------ DATA SUPPLIED ------

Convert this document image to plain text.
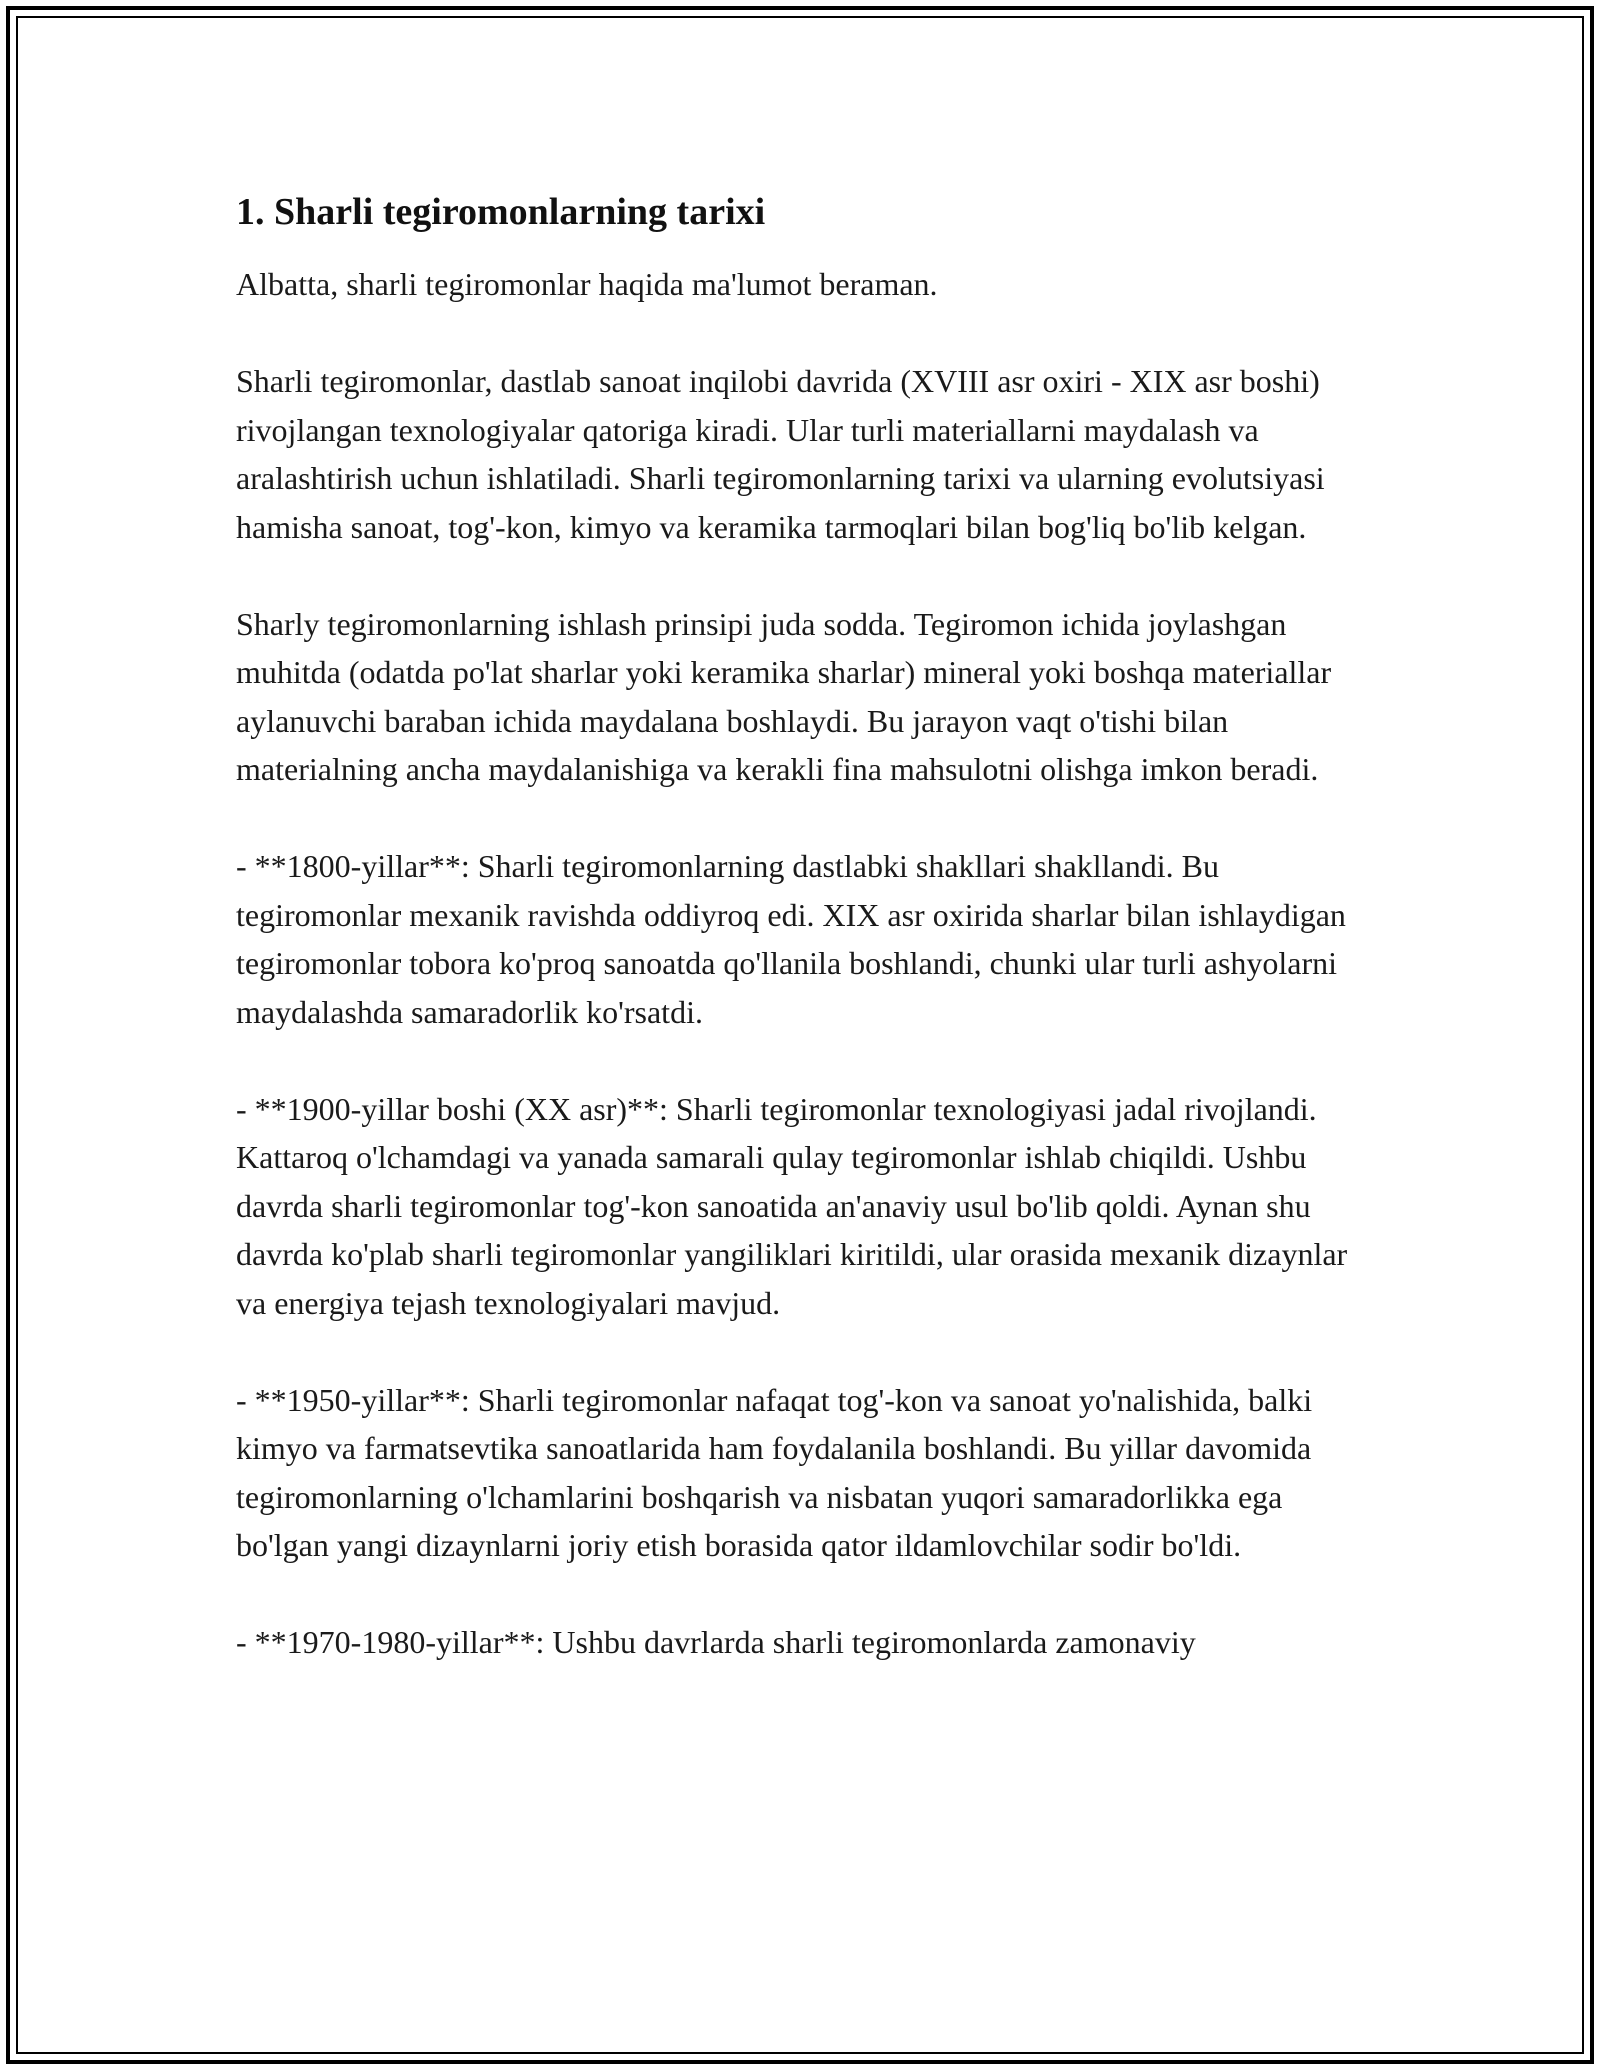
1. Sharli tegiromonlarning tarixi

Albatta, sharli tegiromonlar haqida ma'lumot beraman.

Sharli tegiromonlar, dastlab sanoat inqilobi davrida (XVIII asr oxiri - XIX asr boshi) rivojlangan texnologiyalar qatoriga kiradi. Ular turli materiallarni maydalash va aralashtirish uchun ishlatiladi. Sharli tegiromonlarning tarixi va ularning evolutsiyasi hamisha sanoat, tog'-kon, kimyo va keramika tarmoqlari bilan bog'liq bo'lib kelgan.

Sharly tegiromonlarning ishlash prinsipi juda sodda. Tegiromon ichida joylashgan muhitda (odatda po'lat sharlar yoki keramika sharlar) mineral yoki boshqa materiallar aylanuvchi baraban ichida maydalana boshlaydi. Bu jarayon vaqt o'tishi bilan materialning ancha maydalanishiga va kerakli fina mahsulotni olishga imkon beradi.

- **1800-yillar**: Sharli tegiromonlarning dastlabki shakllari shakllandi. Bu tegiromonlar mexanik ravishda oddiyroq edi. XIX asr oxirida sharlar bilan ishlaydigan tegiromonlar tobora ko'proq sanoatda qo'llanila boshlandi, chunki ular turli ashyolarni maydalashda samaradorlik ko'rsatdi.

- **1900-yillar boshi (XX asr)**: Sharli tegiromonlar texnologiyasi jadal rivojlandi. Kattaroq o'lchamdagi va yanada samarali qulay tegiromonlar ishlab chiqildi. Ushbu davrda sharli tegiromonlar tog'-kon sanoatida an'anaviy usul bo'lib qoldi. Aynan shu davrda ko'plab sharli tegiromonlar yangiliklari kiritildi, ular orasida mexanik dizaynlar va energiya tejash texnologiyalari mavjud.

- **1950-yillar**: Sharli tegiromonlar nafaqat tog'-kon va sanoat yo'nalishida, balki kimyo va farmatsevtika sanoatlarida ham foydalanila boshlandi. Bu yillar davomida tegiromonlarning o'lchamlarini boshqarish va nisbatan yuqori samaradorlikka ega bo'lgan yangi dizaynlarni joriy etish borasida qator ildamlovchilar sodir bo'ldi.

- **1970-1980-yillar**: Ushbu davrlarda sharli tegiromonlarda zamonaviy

------
------ DATA SUPPLIED ------

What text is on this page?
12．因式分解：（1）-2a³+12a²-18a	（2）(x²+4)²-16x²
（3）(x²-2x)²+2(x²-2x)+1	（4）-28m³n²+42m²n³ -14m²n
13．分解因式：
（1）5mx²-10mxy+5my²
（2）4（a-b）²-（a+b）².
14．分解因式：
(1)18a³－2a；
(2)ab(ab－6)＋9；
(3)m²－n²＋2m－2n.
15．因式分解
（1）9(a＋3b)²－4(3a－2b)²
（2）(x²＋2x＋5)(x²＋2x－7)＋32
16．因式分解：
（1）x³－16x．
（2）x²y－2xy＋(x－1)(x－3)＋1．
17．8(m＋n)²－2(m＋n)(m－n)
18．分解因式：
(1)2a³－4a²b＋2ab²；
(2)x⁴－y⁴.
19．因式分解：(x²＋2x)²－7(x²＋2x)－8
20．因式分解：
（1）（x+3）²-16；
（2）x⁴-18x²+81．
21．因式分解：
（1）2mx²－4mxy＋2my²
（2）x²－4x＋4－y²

------

> WRITTEN REQUEST: Go through the entries above and copy every line containing "tegiromonlarning".

> SOLUTION TO THIS PROBLEM:
1. Sharli tegiromonlarning tarixi
Sharli tegiromonlar, dastlab sanoat inqilobi davrida (XVIII asr oxiri - XIX asr boshi) rivojlangan texnologiyalar qatoriga kiradi. Ular turli materiallarni maydalash va aralashtirish uchun ishlatiladi. Sharli tegiromonlarning tarixi va ularning evolutsiyasi hamisha sanoat, tog'-kon, kimyo va keramika tarmoqlari bilan bog'liq bo'lib kelgan.
Sharly tegiromonlarning ishlash prinsipi juda sodda. Tegiromon ichida joylashgan muhitda (odatda po'lat sharlar yoki keramika sharlar) mineral yoki boshqa materiallar aylanuvchi baraban ichida maydalana boshlaydi. Bu jarayon vaqt o'tishi bilan materialning ancha maydalanishiga va kerakli fina mahsulotni olishga imkon beradi.
- **1800-yillar**: Sharli tegiromonlarning dastlabki shakllari shakllandi. Bu tegiromonlar mexanik ravishda oddiyroq edi. XIX asr oxirida sharlar bilan ishlaydigan tegiromonlar tobora ko'proq sanoatda qo'llanila boshlandi, chunki ular turli ashyolarni maydalashda samaradorlik ko'rsatdi.
- **1950-yillar**: Sharli tegiromonlar nafaqat tog'-kon va sanoat yo'nalishida, balki kimyo va farmatsevtika sanoatlarida ham foydalanila boshlandi. Bu yillar davomida tegiromonlarning o'lchamlarini boshqarish va nisbatan yuqori samaradorlikka ega bo'lgan yangi dizaynlarni joriy etish borasida qator ildamlovchilar sodir bo'ldi.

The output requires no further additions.